Kate Maruyama. Photo by Rachael Warecki.

Do you make a conscious effort to include female characters and themes in your writing and if so, what do you want to portray?

I write all characters, but I am always trying to get inside women characters in a complex way that blows out the walls of archetypes. The old woman who is complex and funny and real (and swears! All the older women I admire swear), the ingenue aged woman who is brilliant, unpredictable, problem solving, and forward moving, the mother whose entire existence is not mothering, but is a whole person who happens to have kids, the little girl who is smart and weird and does not give a crap about boys.

What has writing horror taught you about the world and yourself?

We all have darkness in us, and if we can get inside it and open up our fears and where they come from, it can help people manage their very real lives.

(3) CHUCK TINGLE ON CAMP DAMASCUS CATEGORY. The Horror Writers Association moved Chuck Tingle’s novel Camp Damascus out of the YA category into the main Novel category. One of the responses earned this callout. (Whoever’s blog this is, I see there also were other comments supportive of Tingle’s book.)

(4) IWÁJÚ. Eddie Louise calls Iwájú on Disney+ — “Amazing science fiction for kids with deep cultural and societal commentary.” See trailer at the link.

“Iwájú” is an original animated series set in a futuristic Lagos, Nigeria. The exciting coming-of-age story follows Tola, a young girl from the wealthy island, and her best friend, Kole, a self-taught tech expert, as they discover the secrets and dangers hidden in their different worlds. Kugali filmmakers—including director Olufikayo Ziki Adeola, production designer Hamid Ibrahim and cultural consultant Toluwalakin Olowofoyeku—take viewers on a unique journey into the world of “Iwájú,” bursting with unique visual elements and technological advancements inspired by the spirit of Lagos. The series is produced by Disney Animation’s Christina Chen with a screenplay by Adeola and Halima Hudson. “Iwájú” features the voices of Simisola Gbadamosi, Dayo Okeniyi, Femi Branch, Siji Soetan and Weruche Opia.

(5) LIKE SAND THROUGH AN HOURGLASS. Maya St. Clair finds what time has done to the first Dune movie – not that a lot of time needed to have passed before the results were known: “Make Sci-Fi Cringe Again (Duneposting 1)”.

* _Records_:
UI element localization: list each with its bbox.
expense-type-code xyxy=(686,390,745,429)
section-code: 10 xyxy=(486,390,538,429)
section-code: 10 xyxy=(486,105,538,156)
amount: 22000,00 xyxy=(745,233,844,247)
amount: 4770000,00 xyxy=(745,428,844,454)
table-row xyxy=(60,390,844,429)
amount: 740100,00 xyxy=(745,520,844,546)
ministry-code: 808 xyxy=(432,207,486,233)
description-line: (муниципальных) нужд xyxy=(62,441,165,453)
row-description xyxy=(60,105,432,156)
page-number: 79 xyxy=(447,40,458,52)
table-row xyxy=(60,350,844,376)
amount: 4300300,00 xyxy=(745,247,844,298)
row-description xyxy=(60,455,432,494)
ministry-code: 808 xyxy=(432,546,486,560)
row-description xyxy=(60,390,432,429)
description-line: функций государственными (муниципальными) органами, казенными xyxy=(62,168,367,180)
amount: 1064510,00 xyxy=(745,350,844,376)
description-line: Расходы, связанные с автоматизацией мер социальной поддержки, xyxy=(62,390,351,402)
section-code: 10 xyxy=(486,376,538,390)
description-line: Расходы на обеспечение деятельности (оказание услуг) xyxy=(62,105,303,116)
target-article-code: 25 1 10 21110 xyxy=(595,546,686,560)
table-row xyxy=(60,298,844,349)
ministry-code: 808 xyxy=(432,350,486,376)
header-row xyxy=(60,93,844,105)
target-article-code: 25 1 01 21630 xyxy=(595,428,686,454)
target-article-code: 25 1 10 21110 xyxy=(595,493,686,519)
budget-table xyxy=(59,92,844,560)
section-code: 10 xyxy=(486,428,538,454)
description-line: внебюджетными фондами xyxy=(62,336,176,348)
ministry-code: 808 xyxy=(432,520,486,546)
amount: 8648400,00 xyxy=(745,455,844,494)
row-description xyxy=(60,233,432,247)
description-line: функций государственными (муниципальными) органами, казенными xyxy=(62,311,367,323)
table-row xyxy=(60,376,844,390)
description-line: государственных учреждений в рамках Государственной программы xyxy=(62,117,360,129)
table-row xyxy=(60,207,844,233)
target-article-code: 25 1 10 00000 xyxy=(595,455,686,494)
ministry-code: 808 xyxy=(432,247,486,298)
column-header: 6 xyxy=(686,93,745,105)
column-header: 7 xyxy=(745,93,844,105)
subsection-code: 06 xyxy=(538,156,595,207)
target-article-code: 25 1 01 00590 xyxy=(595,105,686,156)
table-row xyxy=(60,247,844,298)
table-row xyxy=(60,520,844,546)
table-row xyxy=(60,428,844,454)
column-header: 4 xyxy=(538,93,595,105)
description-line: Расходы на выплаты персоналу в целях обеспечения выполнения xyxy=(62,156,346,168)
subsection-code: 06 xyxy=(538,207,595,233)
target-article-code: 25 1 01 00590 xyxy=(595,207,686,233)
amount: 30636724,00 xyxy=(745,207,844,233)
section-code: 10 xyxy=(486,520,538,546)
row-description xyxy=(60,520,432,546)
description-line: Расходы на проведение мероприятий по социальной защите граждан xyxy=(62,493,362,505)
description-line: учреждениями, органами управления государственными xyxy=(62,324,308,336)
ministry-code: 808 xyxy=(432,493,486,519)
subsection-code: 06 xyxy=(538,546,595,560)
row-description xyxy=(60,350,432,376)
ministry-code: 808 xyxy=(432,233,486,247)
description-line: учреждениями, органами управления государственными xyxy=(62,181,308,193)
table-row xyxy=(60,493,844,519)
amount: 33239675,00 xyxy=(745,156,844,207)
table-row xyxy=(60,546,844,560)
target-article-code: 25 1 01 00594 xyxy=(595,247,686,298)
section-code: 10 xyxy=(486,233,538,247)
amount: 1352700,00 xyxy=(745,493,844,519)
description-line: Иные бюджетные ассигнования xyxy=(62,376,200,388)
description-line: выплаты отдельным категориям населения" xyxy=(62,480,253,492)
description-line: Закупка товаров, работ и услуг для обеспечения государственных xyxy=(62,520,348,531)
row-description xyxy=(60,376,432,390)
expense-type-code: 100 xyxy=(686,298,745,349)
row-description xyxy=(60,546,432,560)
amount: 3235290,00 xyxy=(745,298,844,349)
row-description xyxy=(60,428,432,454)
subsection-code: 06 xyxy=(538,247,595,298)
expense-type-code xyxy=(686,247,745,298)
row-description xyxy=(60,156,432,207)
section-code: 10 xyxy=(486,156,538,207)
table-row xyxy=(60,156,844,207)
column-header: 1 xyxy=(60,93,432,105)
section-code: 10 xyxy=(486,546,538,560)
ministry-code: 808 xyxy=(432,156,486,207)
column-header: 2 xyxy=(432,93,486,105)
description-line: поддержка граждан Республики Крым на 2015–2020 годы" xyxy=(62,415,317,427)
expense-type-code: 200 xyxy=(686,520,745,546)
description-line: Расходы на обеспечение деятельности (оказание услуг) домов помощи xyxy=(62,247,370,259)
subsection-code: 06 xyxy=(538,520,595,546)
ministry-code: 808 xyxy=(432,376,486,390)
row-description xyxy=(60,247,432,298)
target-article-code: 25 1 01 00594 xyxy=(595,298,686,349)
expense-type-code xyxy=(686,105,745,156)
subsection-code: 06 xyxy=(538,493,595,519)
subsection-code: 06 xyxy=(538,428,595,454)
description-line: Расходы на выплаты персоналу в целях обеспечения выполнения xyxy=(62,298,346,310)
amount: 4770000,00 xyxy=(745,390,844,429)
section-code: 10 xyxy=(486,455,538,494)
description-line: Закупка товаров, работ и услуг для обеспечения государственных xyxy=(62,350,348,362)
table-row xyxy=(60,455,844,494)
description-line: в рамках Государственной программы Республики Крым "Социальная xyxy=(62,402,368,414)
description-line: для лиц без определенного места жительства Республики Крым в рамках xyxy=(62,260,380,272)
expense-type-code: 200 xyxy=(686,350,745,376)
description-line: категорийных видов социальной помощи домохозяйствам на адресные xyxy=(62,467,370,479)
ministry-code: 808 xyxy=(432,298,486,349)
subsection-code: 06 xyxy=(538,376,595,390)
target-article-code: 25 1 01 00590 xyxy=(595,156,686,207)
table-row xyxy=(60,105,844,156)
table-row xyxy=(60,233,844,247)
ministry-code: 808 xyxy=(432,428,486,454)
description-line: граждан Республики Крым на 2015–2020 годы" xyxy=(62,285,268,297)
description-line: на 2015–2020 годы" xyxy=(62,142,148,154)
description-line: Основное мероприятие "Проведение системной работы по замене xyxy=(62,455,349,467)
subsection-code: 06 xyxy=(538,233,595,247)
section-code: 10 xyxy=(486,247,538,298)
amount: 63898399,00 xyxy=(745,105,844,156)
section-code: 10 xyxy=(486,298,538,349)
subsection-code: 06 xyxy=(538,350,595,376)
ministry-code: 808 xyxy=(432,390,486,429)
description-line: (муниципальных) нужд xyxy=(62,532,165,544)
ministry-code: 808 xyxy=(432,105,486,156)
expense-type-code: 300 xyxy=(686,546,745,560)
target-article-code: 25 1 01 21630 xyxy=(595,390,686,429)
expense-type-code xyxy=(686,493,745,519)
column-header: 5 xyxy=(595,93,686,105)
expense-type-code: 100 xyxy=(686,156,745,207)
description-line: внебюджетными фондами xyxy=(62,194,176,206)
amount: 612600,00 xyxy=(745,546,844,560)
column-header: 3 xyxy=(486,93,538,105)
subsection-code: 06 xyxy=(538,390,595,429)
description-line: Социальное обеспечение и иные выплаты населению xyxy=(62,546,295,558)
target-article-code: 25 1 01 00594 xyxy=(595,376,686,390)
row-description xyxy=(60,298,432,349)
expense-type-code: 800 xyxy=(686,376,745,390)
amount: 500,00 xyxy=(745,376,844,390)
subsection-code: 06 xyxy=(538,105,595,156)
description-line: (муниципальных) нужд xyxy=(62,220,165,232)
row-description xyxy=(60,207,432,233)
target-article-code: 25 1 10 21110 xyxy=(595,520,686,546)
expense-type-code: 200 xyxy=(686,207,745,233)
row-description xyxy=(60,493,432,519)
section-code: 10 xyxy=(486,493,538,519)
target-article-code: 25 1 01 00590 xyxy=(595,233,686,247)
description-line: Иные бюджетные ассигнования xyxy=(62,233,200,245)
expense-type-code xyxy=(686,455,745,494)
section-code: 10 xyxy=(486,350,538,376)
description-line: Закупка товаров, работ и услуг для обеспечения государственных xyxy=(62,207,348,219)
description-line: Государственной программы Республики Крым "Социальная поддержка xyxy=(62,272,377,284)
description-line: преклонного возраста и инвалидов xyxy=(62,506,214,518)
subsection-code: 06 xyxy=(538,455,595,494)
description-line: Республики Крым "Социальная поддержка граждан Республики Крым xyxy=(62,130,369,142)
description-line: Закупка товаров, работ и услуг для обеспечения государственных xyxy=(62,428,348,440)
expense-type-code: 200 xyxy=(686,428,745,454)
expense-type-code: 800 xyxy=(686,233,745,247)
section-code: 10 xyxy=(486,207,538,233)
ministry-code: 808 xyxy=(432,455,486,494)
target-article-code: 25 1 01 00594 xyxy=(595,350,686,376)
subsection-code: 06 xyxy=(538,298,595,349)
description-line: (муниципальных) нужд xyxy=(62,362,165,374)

* _Aim of the exercise_: From the news roundup above, transcribe word for word the passage that begins with the words "We all have" and ends with the words "of Tingle’s book.)".

* _Answer for this exercise_:
We all have darkness in us, and if we can get inside it and open up our fears and where they come from, it can help people manage their very real lives.

(3) CHUCK TINGLE ON CAMP DAMASCUS CATEGORY. The Horror Writers Association moved Chuck Tingle’s novel Camp Damascus out of the YA category into the main Novel category. One of the responses earned this callout. (Whoever’s blog this is, I see there also were other comments supportive of Tingle’s book.)